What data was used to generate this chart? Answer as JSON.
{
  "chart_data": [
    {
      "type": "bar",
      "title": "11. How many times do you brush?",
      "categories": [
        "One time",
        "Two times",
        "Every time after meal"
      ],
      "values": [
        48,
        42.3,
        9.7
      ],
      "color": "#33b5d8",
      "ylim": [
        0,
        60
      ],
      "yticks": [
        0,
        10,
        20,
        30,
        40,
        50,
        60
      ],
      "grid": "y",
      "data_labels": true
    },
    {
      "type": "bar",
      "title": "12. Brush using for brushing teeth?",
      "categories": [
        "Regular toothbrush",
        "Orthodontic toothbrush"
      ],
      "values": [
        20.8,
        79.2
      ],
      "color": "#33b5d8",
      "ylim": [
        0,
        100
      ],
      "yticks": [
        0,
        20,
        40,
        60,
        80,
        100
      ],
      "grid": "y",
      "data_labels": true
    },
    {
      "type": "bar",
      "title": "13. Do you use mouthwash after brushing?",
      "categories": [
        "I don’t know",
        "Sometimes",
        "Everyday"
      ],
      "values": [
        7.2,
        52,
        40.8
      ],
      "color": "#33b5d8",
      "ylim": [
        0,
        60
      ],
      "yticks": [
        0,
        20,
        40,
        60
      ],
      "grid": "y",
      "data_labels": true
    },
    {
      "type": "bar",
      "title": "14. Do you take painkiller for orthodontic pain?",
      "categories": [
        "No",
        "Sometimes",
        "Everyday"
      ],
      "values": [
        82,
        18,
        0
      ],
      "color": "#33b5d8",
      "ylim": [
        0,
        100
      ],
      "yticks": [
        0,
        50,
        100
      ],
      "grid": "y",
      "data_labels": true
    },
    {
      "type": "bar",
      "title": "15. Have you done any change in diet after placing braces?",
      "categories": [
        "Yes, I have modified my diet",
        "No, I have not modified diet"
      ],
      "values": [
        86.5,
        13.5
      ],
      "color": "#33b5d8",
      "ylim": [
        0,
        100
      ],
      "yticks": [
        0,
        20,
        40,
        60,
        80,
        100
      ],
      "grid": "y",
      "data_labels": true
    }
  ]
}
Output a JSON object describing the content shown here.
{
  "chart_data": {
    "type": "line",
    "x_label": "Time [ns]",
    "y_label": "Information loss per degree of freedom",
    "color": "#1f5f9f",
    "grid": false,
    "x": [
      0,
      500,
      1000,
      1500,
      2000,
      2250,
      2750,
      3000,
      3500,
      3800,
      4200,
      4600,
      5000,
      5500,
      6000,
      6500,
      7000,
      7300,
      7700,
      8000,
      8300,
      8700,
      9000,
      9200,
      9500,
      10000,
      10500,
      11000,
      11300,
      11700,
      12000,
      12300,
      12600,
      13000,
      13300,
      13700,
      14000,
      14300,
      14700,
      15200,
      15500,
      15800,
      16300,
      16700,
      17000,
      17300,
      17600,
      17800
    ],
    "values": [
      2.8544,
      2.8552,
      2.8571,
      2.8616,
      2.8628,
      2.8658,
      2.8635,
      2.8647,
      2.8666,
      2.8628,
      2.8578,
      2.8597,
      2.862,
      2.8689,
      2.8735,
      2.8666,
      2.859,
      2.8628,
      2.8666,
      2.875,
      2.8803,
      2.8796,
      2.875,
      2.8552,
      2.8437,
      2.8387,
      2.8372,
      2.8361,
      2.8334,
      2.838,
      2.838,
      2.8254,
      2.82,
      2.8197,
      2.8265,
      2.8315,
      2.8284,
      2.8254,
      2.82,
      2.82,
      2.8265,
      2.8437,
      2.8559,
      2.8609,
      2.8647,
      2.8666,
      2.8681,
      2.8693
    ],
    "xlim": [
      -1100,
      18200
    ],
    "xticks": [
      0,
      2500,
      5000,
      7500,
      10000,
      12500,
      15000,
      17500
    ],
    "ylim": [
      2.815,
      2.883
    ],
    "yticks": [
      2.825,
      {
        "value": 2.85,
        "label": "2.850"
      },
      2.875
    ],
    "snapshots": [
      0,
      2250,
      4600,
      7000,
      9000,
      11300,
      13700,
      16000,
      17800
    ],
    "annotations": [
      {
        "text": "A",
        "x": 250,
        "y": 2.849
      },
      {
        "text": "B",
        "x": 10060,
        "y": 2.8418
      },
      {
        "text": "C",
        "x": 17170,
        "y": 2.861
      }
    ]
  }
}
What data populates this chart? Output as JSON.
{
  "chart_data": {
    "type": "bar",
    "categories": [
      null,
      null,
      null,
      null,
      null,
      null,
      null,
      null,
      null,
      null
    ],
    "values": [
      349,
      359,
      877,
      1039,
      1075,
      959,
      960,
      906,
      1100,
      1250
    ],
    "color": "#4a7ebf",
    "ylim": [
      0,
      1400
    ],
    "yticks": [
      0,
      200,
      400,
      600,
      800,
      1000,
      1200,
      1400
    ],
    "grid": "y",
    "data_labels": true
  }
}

□ □ □

_Task prompt:_
Scan the listing above and copy all lines containing the word "Output".

_Result of the exercise:_
Output a JSON object describing the content shown here.
What data populates this chart? Output as JSON.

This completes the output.